#### Entries supplied
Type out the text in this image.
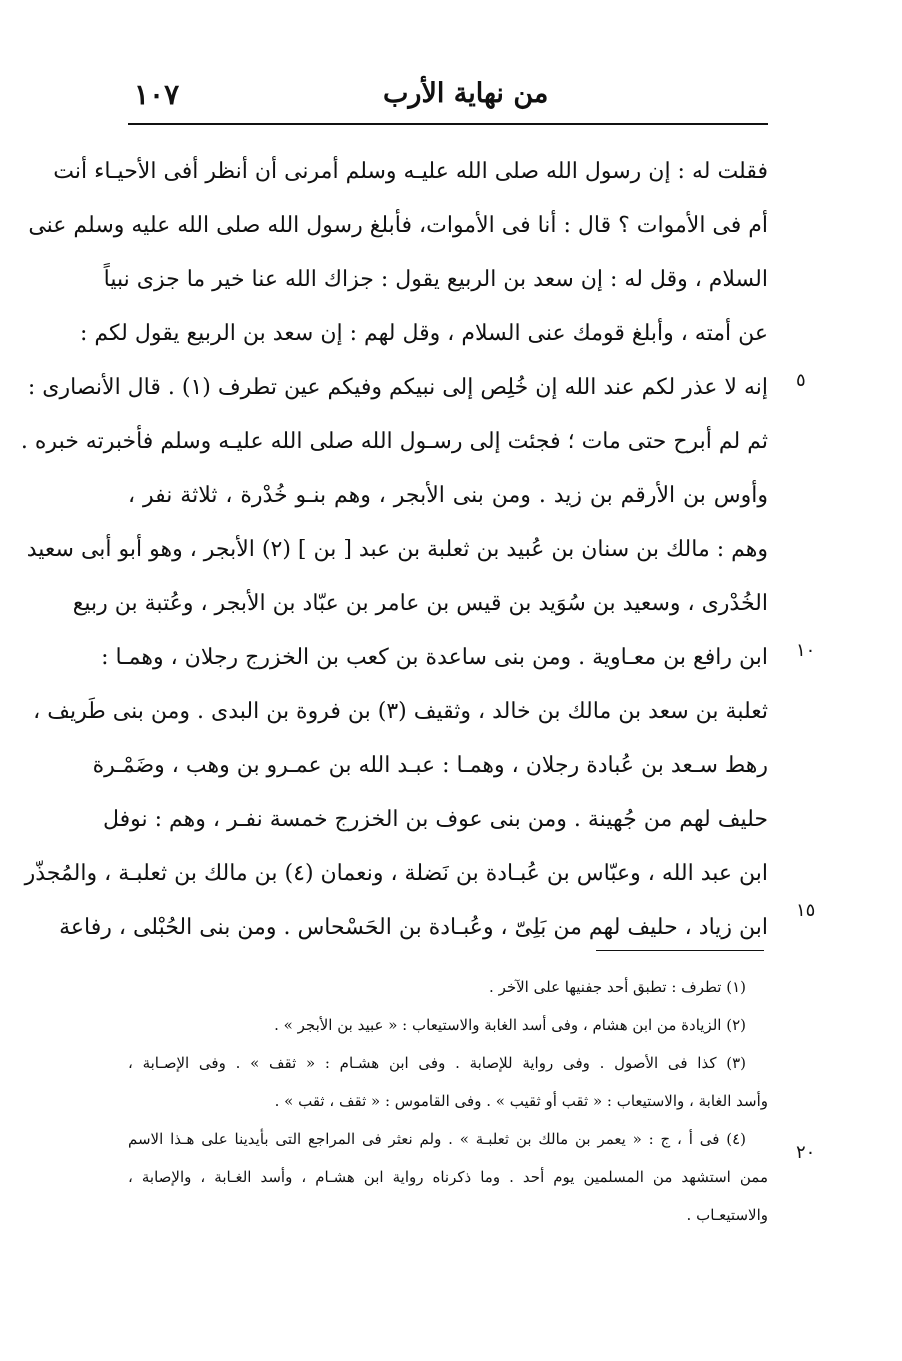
١٠٧	من نهاية الأرب
فقلت له : إن رسول الله صلى الله عليـه وسلم أمرنى أن أنظر أفى الأحيـاء أنت
أم فى الأموات ؟ قال : أنا فى الأموات، فأبلغ رسول الله صلى الله عليه وسلم عنى
السلام ، وقل له : إن سعد بن الربيع يقول : جزاك الله عنا خير ما جزى نبياً
عن أمته ، وأبلغ قومك عنى السلام ، وقل لهم : إن سعد بن الربيع يقول لكم :
إنه لا عذر لكم عند الله إن خُلِص إلى نبيكم وفيكم عين تطرف (١) . قال الأنصارى :
ثم لم أبرح حتى مات ؛ فجئت إلى رسـول الله صلى الله عليـه وسلم فأخبرته خبره .
وأوس بن الأرقم بن زيد . ومن بنى الأبجر ، وهم بنـو خُدْرة ، ثلاثة نفر ،
وهم : مالك بن سنان بن عُبيد بن ثعلبة بن عبد [ بن ] (٢) الأبجر ، وهو أبو أبى سعيد
الخُدْرى ، وسعيد بن سُوَيد بن قيس بن عامر بن عبّاد بن الأبجر ، وعُتبة بن ربيع
ابن رافع بن معـاوية . ومن بنى ساعدة بن كعب بن الخزرج رجلان ، وهمـا :
ثعلبة بن سعد بن مالك بن خالد ، وثقيف (٣) بن فروة بن البدى . ومن بنى طَريف ،
رهط سـعد بن عُبادة رجلان ، وهمـا : عبـد الله بن عمـرو بن وهب ، وضَمْـرة
حليف لهم من جُهينة . ومن بنى عوف بن الخزرج خمسة نفـر ، وهم : نوفل
ابن عبد الله ، وعبّاس بن عُبـادة بن نَضلة ، ونعمان (٤) بن مالك بن ثعلبـة ، والمُجذّر
ابن زياد ، حليف لهم من بَلِىّ ، وعُبـادة بن الحَسْحاس . ومن بنى الحُبْلى ، رفاعة
٥
١٠
١٥
٢٠
(١) تطرف : تطبق أحد جفنيها على الآخر .
(٢) الزيادة من ابن هشام ، وفى أسد الغابة والاستيعاب : « عبيد بن الأبجر » .
(٣) كذا فى الأصول . وفى رواية للإصابة . وفى ابن هشـام : « ثقف » . وفى الإصـابة ،
وأسد الغابة ، والاستيعاب : « ثقب أو ثقيب » . وفى القاموس : « ثقف ، ثقب » .
(٤) فى أ ، ج : « يعمر بن مالك بن ثعلبـة » . ولم نعثر فى المراجع التى بأيدينا على هـذا الاسم
ممن استشهد من المسلمين يوم أحد . وما ذكرناه رواية ابن هشـام ، وأسد الغـابة ، والإصابة ،
والاستيعـاب .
########
**Given problem**
Without including any picture, retype the entries exactly.

**Solution to this exercise**
Type out the text in this image.
١٠٧	من نهاية الأرب
فقلت له : إن رسول الله صلى الله عليـه وسلم أمرنى أن أنظر أفى الأحيـاء أنت
أم فى الأموات ؟ قال : أنا فى الأموات، فأبلغ رسول الله صلى الله عليه وسلم عنى
السلام ، وقل له : إن سعد بن الربيع يقول : جزاك الله عنا خير ما جزى نبياً
عن أمته ، وأبلغ قومك عنى السلام ، وقل لهم : إن سعد بن الربيع يقول لكم :
إنه لا عذر لكم عند الله إن خُلِص إلى نبيكم وفيكم عين تطرف (١) . قال الأنصارى :
ثم لم أبرح حتى مات ؛ فجئت إلى رسـول الله صلى الله عليـه وسلم فأخبرته خبره .
وأوس بن الأرقم بن زيد . ومن بنى الأبجر ، وهم بنـو خُدْرة ، ثلاثة نفر ،
وهم : مالك بن سنان بن عُبيد بن ثعلبة بن عبد [ بن ] (٢) الأبجر ، وهو أبو أبى سعيد
الخُدْرى ، وسعيد بن سُوَيد بن قيس بن عامر بن عبّاد بن الأبجر ، وعُتبة بن ربيع
ابن رافع بن معـاوية . ومن بنى ساعدة بن كعب بن الخزرج رجلان ، وهمـا :
ثعلبة بن سعد بن مالك بن خالد ، وثقيف (٣) بن فروة بن البدى . ومن بنى طَريف ،
رهط سـعد بن عُبادة رجلان ، وهمـا : عبـد الله بن عمـرو بن وهب ، وضَمْـرة
حليف لهم من جُهينة . ومن بنى عوف بن الخزرج خمسة نفـر ، وهم : نوفل
ابن عبد الله ، وعبّاس بن عُبـادة بن نَضلة ، ونعمان (٤) بن مالك بن ثعلبـة ، والمُجذّر
ابن زياد ، حليف لهم من بَلِىّ ، وعُبـادة بن الحَسْحاس . ومن بنى الحُبْلى ، رفاعة
٥
١٠
١٥
٢٠
(١) تطرف : تطبق أحد جفنيها على الآخر .
(٢) الزيادة من ابن هشام ، وفى أسد الغابة والاستيعاب : « عبيد بن الأبجر » .
(٣) كذا فى الأصول . وفى رواية للإصابة . وفى ابن هشـام : « ثقف » . وفى الإصـابة ،
وأسد الغابة ، والاستيعاب : « ثقب أو ثقيب » . وفى القاموس : « ثقف ، ثقب » .
(٤) فى أ ، ج : « يعمر بن مالك بن ثعلبـة » . ولم نعثر فى المراجع التى بأيدينا على هـذا الاسم
ممن استشهد من المسلمين يوم أحد . وما ذكرناه رواية ابن هشـام ، وأسد الغـابة ، والإصابة ،
والاستيعـاب .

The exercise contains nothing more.